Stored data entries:
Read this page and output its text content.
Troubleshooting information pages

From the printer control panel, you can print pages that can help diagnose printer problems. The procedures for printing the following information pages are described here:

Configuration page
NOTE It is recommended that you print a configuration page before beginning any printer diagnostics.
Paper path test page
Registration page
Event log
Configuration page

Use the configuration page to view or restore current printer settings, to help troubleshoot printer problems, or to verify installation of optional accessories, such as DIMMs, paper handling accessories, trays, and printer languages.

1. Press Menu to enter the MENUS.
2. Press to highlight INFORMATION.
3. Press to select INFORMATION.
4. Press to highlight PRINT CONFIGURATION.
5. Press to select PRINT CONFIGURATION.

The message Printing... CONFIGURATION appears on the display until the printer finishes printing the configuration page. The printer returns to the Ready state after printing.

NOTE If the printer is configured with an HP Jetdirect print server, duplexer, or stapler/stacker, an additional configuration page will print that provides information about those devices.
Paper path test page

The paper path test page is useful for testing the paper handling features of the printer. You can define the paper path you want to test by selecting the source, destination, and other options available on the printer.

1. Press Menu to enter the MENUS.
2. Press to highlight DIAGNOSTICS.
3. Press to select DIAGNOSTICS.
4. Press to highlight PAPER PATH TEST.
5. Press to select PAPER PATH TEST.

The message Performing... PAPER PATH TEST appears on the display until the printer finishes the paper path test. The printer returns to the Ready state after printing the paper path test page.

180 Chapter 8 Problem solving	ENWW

## To be done
Copy out each record from above, exactly.

## Task answer
Read this page and output its text content.
Troubleshooting information pages

From the printer control panel, you can print pages that can help diagnose printer problems. The procedures for printing the following information pages are described here:

Configuration page
NOTE It is recommended that you print a configuration page before beginning any printer diagnostics.
Paper path test page
Registration page
Event log
Configuration page

Use the configuration page to view or restore current printer settings, to help troubleshoot printer problems, or to verify installation of optional accessories, such as DIMMs, paper handling accessories, trays, and printer languages.

1. Press Menu to enter the MENUS.
2. Press to highlight INFORMATION.
3. Press to select INFORMATION.
4. Press to highlight PRINT CONFIGURATION.
5. Press to select PRINT CONFIGURATION.

The message Printing... CONFIGURATION appears on the display until the printer finishes printing the configuration page. The printer returns to the Ready state after printing.

NOTE If the printer is configured with an HP Jetdirect print server, duplexer, or stapler/stacker, an additional configuration page will print that provides information about those devices.
Paper path test page

The paper path test page is useful for testing the paper handling features of the printer. You can define the paper path you want to test by selecting the source, destination, and other options available on the printer.

1. Press Menu to enter the MENUS.
2. Press to highlight DIAGNOSTICS.
3. Press to select DIAGNOSTICS.
4. Press to highlight PAPER PATH TEST.
5. Press to select PAPER PATH TEST.

The message Performing... PAPER PATH TEST appears on the display until the printer finishes the paper path test. The printer returns to the Ready state after printing the paper path test page.

180 Chapter 8 Problem solving	ENWW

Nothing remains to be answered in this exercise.